■ The data
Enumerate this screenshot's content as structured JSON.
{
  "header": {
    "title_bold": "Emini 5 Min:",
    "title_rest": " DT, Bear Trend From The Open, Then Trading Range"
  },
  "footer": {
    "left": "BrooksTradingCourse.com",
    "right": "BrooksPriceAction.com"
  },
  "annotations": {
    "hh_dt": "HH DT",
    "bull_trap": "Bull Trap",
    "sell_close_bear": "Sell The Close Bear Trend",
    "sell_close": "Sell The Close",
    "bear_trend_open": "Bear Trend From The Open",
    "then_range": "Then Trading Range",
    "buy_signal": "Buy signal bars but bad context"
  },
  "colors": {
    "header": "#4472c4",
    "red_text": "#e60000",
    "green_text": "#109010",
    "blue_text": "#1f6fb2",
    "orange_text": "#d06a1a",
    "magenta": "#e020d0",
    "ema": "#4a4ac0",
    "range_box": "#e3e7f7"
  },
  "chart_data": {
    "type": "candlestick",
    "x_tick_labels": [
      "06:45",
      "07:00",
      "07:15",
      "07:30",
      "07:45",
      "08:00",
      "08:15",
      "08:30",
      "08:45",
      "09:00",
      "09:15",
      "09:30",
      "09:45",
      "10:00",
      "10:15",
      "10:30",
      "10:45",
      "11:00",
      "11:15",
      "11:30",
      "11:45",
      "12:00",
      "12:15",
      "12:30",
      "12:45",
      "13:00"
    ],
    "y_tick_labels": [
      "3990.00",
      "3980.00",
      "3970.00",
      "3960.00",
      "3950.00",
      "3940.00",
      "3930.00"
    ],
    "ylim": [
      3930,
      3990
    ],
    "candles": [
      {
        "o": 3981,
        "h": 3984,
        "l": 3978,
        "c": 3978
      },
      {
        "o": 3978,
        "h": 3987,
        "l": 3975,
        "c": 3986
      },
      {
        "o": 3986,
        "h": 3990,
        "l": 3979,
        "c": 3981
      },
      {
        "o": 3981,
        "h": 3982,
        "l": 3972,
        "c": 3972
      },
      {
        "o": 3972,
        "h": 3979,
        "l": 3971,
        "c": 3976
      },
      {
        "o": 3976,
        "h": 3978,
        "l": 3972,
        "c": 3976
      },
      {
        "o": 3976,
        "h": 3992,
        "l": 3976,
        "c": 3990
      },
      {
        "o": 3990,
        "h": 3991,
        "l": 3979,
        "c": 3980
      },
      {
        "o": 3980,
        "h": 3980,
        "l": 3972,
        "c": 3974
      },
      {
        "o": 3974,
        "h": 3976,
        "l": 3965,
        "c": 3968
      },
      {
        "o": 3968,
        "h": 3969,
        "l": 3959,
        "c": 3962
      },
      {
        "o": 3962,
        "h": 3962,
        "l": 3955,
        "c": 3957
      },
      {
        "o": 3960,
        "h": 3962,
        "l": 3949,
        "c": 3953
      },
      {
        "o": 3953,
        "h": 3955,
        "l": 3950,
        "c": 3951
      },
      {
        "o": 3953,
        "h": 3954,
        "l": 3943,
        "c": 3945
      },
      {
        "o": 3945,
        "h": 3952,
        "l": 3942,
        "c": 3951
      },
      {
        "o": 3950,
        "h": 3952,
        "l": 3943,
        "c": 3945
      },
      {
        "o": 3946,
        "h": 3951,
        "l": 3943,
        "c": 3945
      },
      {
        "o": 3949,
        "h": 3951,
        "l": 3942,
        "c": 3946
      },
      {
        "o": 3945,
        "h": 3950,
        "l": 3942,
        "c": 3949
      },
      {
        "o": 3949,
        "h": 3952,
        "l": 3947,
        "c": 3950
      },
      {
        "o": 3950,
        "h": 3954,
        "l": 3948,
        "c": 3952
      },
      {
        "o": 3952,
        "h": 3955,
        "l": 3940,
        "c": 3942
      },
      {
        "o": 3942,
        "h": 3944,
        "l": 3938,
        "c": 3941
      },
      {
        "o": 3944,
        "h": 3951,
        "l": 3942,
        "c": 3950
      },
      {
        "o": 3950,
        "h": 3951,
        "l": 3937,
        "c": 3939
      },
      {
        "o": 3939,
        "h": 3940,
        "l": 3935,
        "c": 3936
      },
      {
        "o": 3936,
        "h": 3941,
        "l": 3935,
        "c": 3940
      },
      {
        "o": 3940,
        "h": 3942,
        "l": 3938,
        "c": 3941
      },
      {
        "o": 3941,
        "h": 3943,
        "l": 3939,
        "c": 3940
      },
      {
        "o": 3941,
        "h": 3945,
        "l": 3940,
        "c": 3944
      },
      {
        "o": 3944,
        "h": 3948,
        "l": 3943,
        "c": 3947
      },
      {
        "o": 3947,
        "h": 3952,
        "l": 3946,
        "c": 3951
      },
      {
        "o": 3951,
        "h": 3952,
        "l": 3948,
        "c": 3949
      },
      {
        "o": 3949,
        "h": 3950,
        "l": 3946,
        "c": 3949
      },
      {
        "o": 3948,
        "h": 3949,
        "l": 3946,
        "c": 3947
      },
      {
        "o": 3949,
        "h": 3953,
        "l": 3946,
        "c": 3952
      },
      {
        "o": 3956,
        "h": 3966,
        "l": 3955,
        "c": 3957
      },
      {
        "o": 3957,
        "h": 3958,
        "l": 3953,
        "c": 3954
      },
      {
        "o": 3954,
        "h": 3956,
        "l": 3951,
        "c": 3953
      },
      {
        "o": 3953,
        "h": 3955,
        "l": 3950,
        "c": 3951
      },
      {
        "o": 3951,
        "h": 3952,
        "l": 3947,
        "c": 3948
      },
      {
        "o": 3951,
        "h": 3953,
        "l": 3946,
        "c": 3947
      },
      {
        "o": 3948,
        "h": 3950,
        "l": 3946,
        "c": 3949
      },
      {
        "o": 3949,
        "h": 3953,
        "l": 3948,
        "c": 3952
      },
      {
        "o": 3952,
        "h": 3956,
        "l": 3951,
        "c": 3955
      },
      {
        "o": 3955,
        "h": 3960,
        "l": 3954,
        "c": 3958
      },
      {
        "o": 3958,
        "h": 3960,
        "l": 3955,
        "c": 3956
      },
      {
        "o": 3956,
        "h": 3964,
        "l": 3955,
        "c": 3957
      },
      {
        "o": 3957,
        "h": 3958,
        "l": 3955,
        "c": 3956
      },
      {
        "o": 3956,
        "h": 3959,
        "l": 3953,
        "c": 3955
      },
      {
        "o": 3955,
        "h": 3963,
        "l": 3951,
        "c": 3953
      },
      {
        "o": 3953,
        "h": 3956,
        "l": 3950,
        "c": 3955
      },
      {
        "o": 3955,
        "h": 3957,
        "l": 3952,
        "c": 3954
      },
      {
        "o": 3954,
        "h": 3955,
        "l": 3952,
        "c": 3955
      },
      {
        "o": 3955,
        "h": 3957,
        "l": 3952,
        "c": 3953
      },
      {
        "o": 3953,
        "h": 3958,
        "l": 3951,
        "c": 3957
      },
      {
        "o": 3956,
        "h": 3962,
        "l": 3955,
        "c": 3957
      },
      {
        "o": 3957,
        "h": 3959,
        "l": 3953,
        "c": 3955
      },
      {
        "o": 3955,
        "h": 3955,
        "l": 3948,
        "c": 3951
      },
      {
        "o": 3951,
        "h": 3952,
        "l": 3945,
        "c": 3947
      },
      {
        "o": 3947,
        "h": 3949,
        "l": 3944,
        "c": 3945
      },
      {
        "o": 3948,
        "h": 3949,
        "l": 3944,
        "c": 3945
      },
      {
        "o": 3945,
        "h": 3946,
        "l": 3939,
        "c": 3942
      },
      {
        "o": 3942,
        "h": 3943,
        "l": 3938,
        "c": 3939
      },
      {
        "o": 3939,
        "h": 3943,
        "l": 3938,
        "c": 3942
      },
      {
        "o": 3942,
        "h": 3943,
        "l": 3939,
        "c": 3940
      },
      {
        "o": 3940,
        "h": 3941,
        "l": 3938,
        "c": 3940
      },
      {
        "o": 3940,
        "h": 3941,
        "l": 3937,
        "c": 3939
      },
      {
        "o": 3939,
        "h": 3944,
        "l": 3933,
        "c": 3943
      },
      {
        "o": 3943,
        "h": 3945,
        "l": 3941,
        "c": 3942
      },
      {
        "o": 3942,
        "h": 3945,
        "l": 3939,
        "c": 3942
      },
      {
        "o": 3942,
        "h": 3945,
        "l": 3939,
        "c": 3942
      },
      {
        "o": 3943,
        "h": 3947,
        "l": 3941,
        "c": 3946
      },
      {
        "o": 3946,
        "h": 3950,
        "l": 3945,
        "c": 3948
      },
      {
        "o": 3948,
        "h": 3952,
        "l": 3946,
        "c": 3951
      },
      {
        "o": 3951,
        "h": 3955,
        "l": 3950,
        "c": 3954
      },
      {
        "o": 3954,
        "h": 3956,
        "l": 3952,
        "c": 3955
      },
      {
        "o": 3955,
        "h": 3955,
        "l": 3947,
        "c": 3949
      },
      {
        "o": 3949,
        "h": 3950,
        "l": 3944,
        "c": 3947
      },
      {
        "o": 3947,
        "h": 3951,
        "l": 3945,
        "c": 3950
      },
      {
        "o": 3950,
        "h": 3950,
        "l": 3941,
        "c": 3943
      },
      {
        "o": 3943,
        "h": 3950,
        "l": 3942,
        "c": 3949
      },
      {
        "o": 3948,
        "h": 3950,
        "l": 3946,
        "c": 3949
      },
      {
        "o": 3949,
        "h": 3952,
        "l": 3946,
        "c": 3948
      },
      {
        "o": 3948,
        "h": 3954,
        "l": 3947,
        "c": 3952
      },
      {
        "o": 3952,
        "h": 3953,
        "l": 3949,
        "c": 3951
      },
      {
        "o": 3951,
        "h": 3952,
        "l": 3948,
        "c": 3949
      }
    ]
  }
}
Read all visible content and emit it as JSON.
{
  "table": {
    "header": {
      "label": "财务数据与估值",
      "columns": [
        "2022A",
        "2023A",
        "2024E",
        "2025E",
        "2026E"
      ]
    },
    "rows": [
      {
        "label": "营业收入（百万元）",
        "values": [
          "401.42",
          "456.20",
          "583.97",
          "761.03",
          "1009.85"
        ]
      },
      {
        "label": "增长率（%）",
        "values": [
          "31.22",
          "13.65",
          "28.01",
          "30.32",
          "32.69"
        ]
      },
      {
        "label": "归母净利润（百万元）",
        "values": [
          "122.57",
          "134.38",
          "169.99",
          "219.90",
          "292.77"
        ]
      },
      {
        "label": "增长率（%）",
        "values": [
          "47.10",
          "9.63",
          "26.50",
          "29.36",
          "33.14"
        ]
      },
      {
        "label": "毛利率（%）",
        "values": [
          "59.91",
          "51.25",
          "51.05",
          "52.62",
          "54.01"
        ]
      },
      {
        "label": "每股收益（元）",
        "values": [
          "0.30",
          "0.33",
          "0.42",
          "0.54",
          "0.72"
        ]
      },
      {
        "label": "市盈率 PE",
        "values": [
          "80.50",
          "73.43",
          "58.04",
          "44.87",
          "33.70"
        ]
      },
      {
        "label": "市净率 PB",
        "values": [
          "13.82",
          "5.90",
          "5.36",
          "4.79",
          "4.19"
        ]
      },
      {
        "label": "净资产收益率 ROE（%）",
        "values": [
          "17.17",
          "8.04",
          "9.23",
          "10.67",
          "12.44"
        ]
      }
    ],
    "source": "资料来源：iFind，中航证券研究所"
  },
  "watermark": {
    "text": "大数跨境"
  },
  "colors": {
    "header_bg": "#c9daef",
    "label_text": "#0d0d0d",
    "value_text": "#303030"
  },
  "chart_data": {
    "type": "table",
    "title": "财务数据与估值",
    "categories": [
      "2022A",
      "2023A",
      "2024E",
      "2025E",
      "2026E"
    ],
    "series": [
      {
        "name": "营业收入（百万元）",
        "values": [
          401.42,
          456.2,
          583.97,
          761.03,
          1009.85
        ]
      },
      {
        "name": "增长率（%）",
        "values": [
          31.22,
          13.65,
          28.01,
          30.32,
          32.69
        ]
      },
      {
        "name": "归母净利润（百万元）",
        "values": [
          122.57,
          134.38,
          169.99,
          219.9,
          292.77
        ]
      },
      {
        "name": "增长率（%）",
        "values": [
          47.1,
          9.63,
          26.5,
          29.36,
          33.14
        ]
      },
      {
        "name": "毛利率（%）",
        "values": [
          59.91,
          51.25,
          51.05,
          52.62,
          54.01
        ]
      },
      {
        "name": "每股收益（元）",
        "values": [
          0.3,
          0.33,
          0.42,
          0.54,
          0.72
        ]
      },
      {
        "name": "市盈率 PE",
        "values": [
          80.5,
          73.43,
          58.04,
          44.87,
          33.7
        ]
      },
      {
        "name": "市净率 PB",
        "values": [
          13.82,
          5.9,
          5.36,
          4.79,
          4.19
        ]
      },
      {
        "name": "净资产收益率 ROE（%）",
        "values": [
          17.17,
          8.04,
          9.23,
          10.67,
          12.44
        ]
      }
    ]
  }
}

■ Exercise task
Tally the lines of the listing that include "JSON". Reply with nothing but the count.

■ Output below
2